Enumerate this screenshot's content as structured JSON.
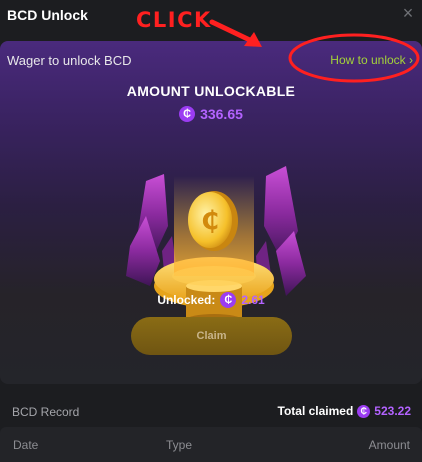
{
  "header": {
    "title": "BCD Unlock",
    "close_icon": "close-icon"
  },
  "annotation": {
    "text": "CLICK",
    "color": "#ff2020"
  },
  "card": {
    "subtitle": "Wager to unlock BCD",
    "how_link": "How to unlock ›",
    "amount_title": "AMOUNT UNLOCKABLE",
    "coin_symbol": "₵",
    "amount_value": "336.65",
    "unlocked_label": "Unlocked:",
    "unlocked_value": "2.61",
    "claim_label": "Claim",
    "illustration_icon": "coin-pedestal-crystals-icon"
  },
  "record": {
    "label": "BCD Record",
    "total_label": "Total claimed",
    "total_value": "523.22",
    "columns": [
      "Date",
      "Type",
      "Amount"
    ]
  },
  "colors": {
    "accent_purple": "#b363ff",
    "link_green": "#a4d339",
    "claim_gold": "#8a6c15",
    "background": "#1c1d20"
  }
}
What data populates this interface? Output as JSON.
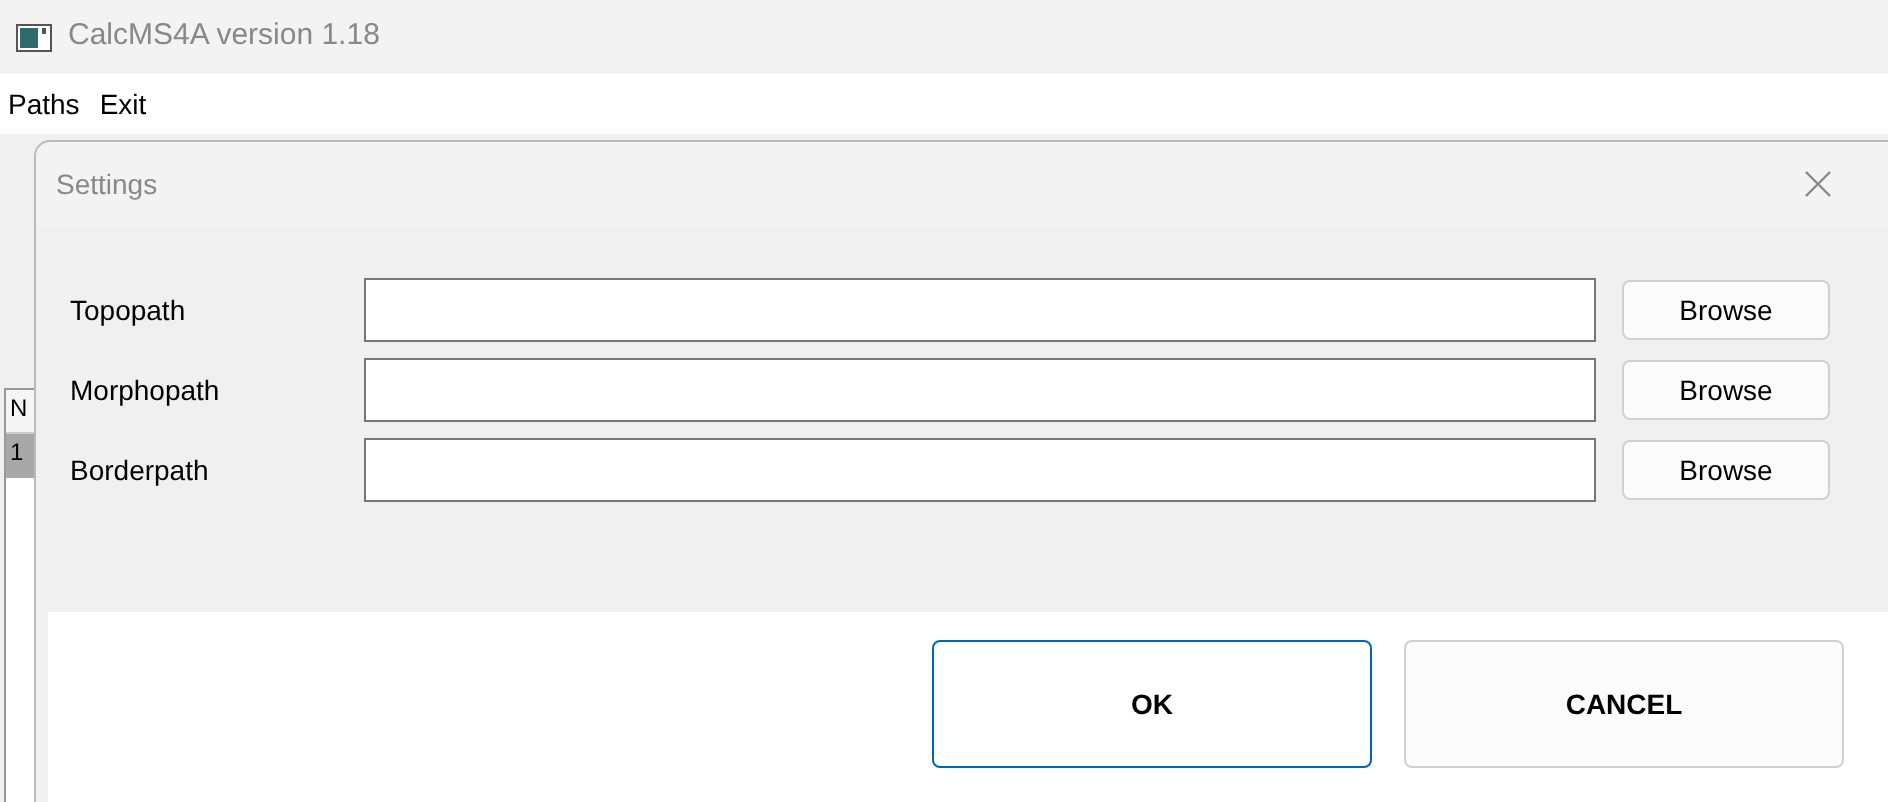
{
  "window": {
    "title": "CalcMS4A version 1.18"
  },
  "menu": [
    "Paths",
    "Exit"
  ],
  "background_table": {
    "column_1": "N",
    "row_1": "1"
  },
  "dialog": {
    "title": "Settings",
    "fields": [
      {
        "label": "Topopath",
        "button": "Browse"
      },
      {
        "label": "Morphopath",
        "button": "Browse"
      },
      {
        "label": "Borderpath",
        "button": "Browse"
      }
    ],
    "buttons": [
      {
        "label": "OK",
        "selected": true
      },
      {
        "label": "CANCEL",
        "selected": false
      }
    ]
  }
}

━━━━━━━━━━━━━━━━

A line counts if it holds the word "this". Work out how many lines in the listing count, and give only that number.

**Exercise solution:**
2